begin Data lines

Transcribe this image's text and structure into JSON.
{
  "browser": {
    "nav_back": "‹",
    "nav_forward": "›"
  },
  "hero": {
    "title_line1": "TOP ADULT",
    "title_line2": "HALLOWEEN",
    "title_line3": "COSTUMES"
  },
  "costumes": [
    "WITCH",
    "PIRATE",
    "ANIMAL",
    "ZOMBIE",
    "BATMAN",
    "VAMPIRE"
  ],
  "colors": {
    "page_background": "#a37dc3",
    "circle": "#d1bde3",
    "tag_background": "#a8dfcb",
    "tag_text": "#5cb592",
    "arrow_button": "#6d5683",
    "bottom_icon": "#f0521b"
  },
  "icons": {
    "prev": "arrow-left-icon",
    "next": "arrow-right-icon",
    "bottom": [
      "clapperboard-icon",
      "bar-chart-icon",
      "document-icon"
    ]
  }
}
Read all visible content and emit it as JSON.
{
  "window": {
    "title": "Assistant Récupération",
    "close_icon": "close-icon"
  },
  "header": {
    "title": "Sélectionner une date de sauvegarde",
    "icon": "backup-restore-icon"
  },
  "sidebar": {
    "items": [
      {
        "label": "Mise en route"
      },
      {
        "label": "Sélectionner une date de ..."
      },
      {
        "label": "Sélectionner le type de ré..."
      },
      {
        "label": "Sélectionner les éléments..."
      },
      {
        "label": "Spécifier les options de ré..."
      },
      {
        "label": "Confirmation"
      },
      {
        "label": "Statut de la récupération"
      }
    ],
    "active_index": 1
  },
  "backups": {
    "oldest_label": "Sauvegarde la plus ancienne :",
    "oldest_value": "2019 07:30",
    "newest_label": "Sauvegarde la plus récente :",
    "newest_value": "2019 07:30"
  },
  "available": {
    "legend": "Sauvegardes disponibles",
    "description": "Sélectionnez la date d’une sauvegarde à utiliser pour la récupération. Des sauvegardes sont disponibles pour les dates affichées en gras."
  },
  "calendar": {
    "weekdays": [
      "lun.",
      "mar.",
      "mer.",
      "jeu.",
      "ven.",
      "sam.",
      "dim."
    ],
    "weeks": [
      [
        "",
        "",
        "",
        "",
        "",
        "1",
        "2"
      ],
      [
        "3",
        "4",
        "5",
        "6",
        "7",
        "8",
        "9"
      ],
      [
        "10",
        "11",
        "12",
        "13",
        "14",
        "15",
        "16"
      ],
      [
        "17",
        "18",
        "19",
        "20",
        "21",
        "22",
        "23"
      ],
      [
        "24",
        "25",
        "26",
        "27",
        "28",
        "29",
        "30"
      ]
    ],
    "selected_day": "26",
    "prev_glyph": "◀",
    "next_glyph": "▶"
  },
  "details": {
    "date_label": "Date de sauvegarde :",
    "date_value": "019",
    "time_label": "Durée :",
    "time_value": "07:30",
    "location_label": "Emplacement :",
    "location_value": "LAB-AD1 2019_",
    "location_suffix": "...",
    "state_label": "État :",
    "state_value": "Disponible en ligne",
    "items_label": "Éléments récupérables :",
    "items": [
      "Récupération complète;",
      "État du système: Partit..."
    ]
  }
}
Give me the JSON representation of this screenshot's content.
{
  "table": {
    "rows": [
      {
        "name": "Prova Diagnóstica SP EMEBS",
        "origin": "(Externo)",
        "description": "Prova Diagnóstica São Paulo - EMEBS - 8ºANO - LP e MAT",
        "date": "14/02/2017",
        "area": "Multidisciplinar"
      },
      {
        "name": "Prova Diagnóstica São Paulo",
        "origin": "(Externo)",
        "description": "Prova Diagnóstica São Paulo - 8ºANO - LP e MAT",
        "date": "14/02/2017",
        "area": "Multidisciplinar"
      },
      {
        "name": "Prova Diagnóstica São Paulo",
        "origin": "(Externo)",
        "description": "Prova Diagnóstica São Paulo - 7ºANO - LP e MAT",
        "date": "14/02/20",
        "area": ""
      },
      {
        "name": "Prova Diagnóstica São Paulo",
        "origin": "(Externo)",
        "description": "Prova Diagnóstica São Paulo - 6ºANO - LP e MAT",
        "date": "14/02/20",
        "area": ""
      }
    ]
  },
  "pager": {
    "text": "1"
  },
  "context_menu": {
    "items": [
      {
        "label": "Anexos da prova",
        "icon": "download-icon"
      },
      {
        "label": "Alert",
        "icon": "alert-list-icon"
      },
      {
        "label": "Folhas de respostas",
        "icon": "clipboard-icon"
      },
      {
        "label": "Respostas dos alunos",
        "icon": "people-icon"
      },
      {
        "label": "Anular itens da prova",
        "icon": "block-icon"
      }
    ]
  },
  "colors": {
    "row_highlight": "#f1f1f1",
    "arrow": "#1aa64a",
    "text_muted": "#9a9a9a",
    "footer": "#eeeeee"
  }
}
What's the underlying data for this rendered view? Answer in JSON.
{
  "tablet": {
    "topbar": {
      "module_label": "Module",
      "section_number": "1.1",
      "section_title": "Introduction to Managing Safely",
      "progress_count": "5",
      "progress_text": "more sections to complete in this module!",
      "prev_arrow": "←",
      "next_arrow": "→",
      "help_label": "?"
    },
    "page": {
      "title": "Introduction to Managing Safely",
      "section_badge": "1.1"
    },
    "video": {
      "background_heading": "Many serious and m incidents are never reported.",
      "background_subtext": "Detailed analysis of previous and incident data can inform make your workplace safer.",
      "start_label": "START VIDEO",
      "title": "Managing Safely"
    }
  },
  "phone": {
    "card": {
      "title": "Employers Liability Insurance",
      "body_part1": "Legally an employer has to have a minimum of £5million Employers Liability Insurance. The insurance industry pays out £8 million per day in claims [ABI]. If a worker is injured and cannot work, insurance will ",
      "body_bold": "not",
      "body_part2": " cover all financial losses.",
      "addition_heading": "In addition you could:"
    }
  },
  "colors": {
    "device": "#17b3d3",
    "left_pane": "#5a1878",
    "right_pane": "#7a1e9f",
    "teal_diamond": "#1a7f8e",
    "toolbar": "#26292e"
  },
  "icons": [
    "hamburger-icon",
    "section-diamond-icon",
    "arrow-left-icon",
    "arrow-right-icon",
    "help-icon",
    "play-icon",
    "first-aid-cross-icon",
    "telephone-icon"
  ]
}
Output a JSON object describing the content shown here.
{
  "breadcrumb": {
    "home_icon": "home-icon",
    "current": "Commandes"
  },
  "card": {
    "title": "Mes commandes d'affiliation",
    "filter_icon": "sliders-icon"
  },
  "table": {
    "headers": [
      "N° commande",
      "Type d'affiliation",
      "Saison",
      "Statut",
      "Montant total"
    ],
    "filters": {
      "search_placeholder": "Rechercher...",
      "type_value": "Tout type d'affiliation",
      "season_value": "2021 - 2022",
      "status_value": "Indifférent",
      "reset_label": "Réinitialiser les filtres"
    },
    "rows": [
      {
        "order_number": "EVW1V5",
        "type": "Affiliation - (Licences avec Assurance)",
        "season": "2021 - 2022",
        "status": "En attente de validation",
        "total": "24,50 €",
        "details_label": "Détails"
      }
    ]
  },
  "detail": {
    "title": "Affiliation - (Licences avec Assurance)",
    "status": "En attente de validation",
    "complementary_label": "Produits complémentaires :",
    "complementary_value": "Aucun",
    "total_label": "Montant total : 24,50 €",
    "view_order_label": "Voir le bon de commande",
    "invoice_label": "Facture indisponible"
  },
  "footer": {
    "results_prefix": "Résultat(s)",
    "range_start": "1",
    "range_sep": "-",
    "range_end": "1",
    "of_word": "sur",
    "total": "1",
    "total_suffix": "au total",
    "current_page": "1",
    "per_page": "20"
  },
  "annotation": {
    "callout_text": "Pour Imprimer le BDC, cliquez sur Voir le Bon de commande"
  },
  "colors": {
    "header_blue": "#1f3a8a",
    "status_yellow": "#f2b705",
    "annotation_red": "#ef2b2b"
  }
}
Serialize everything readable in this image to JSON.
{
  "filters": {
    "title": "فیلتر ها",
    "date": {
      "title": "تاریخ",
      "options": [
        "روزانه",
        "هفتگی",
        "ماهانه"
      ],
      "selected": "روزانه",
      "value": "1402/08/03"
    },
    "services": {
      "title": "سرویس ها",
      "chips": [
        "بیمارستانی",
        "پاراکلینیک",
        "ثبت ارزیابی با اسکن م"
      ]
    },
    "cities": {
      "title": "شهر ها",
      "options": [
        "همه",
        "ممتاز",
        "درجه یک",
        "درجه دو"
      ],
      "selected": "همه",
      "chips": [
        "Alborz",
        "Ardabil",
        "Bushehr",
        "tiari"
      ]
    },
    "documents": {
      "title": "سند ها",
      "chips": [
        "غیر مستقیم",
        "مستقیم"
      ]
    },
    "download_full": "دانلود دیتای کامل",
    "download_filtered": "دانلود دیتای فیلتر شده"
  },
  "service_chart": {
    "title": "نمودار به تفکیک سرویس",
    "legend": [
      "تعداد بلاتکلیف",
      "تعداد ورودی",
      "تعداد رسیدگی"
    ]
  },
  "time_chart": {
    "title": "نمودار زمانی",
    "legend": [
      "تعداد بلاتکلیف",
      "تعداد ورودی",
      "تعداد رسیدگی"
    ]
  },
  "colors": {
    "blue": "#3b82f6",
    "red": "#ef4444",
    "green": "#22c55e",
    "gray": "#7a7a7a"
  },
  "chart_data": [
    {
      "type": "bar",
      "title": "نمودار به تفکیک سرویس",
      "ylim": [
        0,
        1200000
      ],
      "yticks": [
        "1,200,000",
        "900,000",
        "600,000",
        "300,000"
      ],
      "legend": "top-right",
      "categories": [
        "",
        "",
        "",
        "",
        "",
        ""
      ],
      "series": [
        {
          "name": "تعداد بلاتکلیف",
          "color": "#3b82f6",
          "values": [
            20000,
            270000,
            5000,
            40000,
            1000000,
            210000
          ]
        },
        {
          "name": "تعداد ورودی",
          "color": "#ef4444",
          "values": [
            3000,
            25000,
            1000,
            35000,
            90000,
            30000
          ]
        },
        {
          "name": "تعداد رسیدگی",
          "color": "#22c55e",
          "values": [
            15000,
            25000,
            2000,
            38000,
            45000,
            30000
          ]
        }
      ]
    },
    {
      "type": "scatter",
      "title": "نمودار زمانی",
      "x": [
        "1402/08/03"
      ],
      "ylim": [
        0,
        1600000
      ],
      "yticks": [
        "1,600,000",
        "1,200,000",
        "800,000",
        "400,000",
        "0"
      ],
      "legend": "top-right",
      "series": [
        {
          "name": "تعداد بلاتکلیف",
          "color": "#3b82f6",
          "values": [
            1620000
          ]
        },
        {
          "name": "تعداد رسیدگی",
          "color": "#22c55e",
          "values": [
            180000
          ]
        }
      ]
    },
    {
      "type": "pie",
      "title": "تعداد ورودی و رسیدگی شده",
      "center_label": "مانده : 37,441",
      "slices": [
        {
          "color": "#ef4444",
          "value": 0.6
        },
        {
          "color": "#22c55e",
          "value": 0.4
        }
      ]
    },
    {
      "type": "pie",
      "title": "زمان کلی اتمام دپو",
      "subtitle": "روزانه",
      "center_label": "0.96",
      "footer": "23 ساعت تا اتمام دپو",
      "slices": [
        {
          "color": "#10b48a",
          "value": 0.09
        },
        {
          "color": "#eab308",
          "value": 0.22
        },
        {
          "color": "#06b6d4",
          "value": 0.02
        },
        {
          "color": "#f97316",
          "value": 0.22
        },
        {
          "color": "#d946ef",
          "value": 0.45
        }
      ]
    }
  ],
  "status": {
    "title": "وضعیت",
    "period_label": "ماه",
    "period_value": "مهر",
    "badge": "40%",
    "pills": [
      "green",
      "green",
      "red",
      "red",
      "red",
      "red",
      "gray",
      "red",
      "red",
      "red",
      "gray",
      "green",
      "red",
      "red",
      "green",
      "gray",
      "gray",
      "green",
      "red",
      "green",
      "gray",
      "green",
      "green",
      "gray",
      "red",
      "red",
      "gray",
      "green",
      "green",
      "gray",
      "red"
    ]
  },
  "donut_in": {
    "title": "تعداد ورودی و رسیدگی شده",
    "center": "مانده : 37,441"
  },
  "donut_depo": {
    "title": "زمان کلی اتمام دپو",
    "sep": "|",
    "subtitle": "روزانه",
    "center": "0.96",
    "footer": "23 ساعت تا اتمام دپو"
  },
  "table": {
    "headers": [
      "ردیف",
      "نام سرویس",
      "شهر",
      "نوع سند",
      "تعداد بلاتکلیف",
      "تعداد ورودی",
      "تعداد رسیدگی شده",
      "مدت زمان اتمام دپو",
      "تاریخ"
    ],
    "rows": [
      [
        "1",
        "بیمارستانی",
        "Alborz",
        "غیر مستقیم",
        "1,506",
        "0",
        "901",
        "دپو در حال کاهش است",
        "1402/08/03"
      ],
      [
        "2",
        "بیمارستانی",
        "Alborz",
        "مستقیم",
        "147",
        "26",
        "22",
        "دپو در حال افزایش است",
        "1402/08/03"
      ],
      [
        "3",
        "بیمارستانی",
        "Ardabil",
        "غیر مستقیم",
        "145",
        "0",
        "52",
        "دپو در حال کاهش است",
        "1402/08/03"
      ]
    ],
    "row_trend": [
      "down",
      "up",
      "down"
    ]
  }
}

end Data lines

Review the material and copy each line in which the word "attente" appears.

• **Solution to the problem**:
        "status": "En attente de validation",
    "status": "En attente de validation",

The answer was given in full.